### Stored records
==*==

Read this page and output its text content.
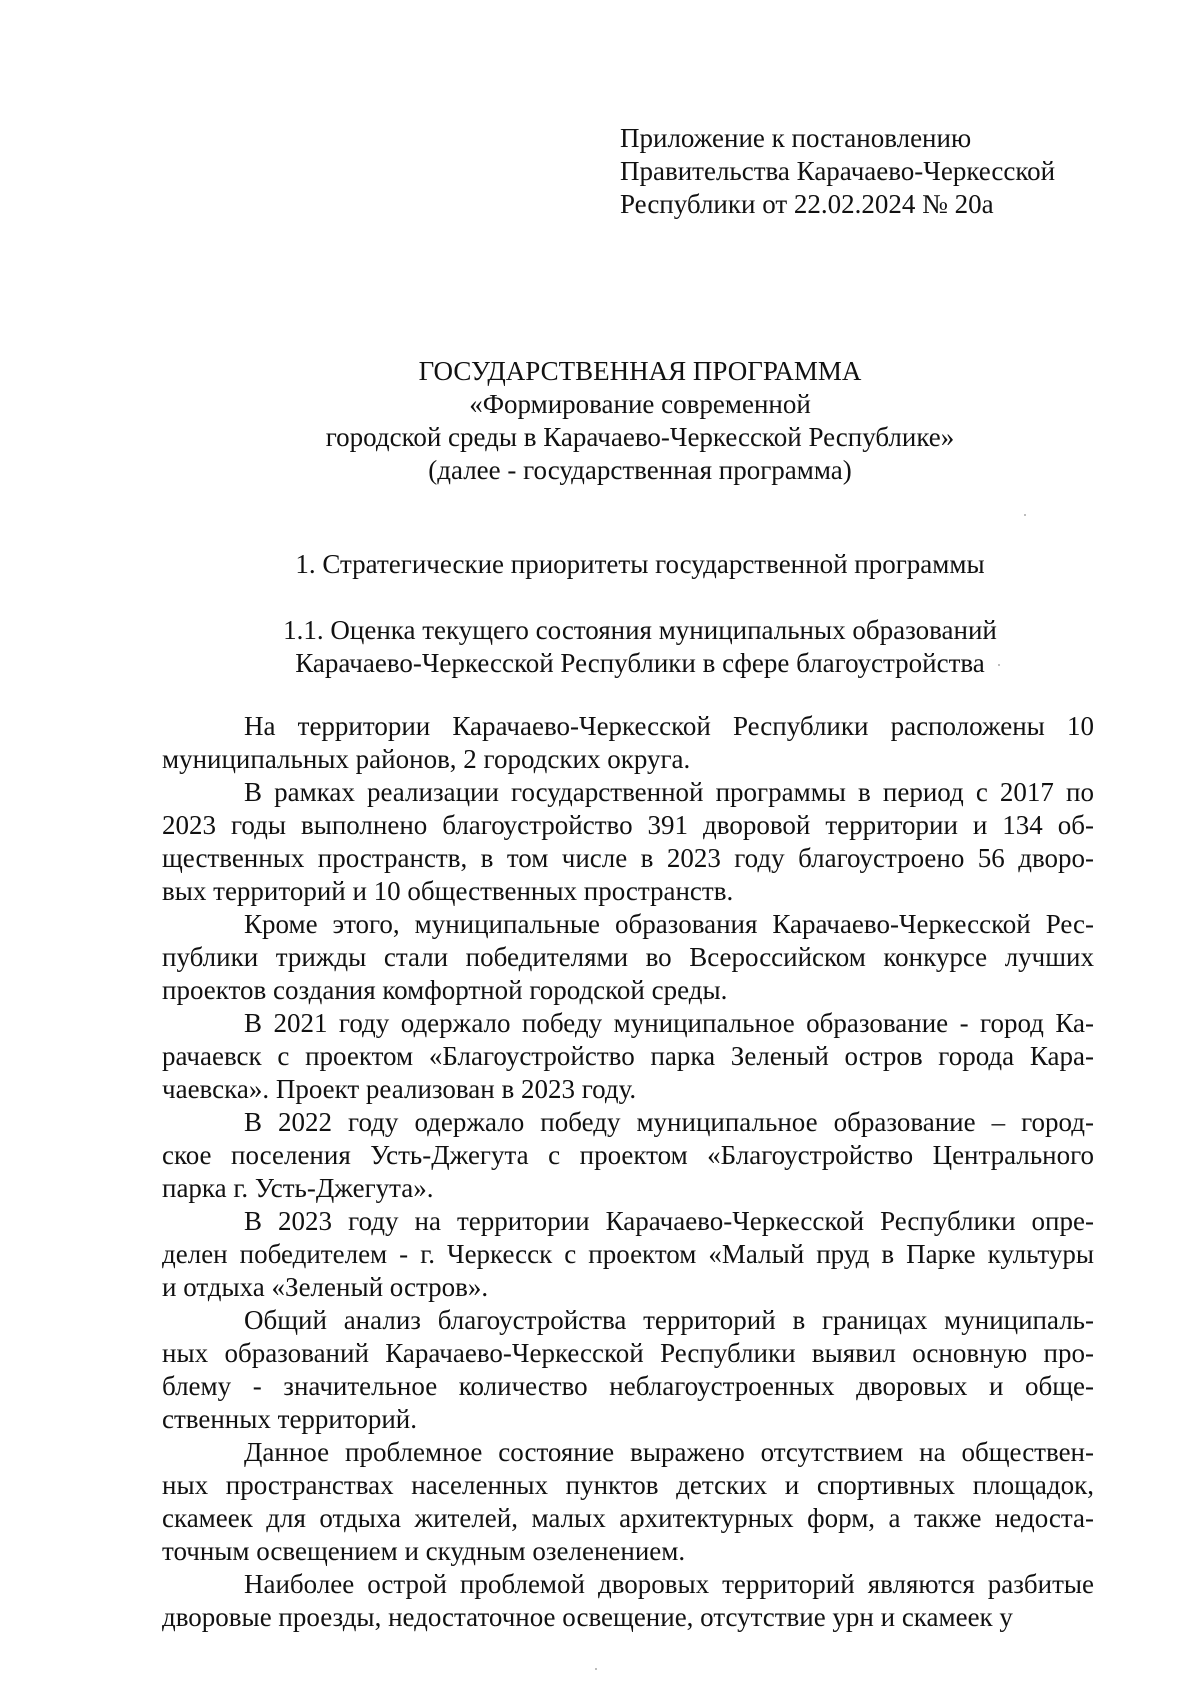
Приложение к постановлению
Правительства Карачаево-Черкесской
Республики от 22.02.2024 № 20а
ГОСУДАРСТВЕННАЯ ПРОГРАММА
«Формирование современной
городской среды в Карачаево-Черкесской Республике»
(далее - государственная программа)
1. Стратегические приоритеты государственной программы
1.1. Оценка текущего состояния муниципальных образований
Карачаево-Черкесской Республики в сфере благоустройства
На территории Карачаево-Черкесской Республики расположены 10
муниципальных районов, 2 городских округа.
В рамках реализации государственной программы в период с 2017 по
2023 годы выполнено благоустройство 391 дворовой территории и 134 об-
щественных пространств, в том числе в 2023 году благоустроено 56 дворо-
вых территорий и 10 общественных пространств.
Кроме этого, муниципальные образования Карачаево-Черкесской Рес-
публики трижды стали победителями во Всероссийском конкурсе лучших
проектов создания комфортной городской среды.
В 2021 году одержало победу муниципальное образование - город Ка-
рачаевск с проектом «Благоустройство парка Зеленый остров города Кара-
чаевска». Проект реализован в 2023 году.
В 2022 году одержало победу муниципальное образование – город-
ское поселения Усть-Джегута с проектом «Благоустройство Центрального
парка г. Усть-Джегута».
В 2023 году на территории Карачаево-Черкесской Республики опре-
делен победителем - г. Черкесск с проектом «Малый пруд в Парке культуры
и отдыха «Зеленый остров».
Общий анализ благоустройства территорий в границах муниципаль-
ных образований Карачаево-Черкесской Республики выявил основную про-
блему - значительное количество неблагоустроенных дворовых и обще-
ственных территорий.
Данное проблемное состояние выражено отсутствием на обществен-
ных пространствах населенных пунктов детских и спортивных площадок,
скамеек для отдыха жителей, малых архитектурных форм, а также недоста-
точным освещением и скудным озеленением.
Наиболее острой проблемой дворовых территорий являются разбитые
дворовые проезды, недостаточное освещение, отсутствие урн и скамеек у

==*==

### Exercise description
Exclude the pictures, and transcribe all of the material exactly.

### Correct answer
Read this page and output its text content.
Приложение к постановлению
Правительства Карачаево-Черкесской
Республики от 22.02.2024 № 20а
ГОСУДАРСТВЕННАЯ ПРОГРАММА
«Формирование современной
городской среды в Карачаево-Черкесской Республике»
(далее - государственная программа)
1. Стратегические приоритеты государственной программы
1.1. Оценка текущего состояния муниципальных образований
Карачаево-Черкесской Республики в сфере благоустройства
На территории Карачаево-Черкесской Республики расположены 10
муниципальных районов, 2 городских округа.
В рамках реализации государственной программы в период с 2017 по
2023 годы выполнено благоустройство 391 дворовой территории и 134 об-
щественных пространств, в том числе в 2023 году благоустроено 56 дворо-
вых территорий и 10 общественных пространств.
Кроме этого, муниципальные образования Карачаево-Черкесской Рес-
публики трижды стали победителями во Всероссийском конкурсе лучших
проектов создания комфортной городской среды.
В 2021 году одержало победу муниципальное образование - город Ка-
рачаевск с проектом «Благоустройство парка Зеленый остров города Кара-
чаевска». Проект реализован в 2023 году.
В 2022 году одержало победу муниципальное образование – город-
ское поселения Усть-Джегута с проектом «Благоустройство Центрального
парка г. Усть-Джегута».
В 2023 году на территории Карачаево-Черкесской Республики опре-
делен победителем - г. Черкесск с проектом «Малый пруд в Парке культуры
и отдыха «Зеленый остров».
Общий анализ благоустройства территорий в границах муниципаль-
ных образований Карачаево-Черкесской Республики выявил основную про-
блему - значительное количество неблагоустроенных дворовых и обще-
ственных территорий.
Данное проблемное состояние выражено отсутствием на обществен-
ных пространствах населенных пунктов детских и спортивных площадок,
скамеек для отдыха жителей, малых архитектурных форм, а также недоста-
точным освещением и скудным озеленением.
Наиболее острой проблемой дворовых территорий являются разбитые
дворовые проезды, недостаточное освещение, отсутствие урн и скамеек у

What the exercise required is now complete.